Exercise instructions » Using the records below, locate all lines containing "هههههه" and return them.

Material for this exercise »
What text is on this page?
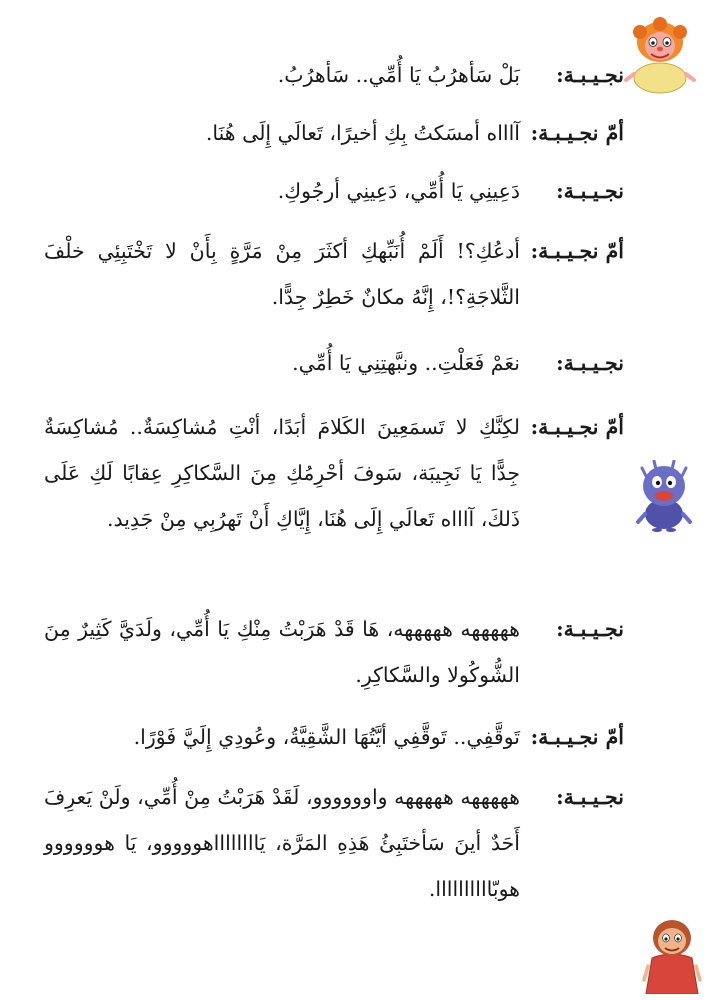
نجـيـبـة:
بَلْ سَأهرُبُ يَا أُمِّي.. سَأهرُبُ.
أمّ نجـيـبـة:
آاااه أمسَكتُ بِكِ أخيرًا، تَعالَي إِلَى هُنَا.
نجـيـبـة:
دَعِينِي يَا أُمِّي، دَعِينِي أرجُوكِ.
أمّ نجـيـبـة:
أدعُكِ؟! أَلَمْ أُنَبِّهكِ أكثَرَ مِنْ مَرَّةٍ بِأَنْ لا تَخْتَبِئِي خلْفَ الثَّلاجَةِ؟!، إِنَّهُ مكانٌ خَطِرٌ جِدًّا.
نجـيـبـة:
نعَمْ فَعَلْتِ.. ونبَّهتِنِي يَا أُمِّي.
أمّ نجـيـبـة:
لكِنَّكِ لا تَسمَعِينَ الكَلامَ أبَدًا، أنْتِ مُشاكِسَةٌ.. مُشاكِسَةٌ جِدًّا يَا نَجِيبَة، سَوفَ أحْرِمُكِ مِنَ السَّكاكِرِ عِقابًا لَكِ عَلَى ذَلكَ، آاااه تَعالَي إِلَى هُنَا، إِيَّاكِ أَنْ تَهرُبِي مِنْ جَدِيد.
نجـيـبـة:
هههههه هههههه، هَا قَدْ هَرَبْتُ مِنْكِ يَا أُمِّي، ولَدَيَّ كَثِيرٌ مِنَ الشُّوكُولا والسَّكاكِرِ.
أمّ نجـيـبـة:
تَوقَّفِي.. تَوقَّفِي أيَّتُهَا الشَّقِيَّةُ، وعُودِي إِلَيَّ فَوْرًا.
نجـيـبـة:
هههههه هههههه واوووووو، لَقَدْ هَرَبْتُ مِنْ أُمِّي، ولَنْ يَعرِفَ أَحَدٌ أينَ سَأختَبِئُ هَذِهِ المَرَّة، يَااااااااهووووو، يَا هوووووو هوبّاااااااااا.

Written answer »
هههههه هههههه، هَا قَدْ هَرَبْتُ مِنْكِ يَا أُمِّي، ولَدَيَّ كَثِيرٌ مِنَ الشُّوكُولا والسَّكاكِرِ.
هههههه هههههه واوووووو، لَقَدْ هَرَبْتُ مِنْ أُمِّي، ولَنْ يَعرِفَ أَحَدٌ أينَ سَأختَبِئُ هَذِهِ المَرَّة، يَااااااااهووووو، يَا هوووووو هوبّاااااااااا.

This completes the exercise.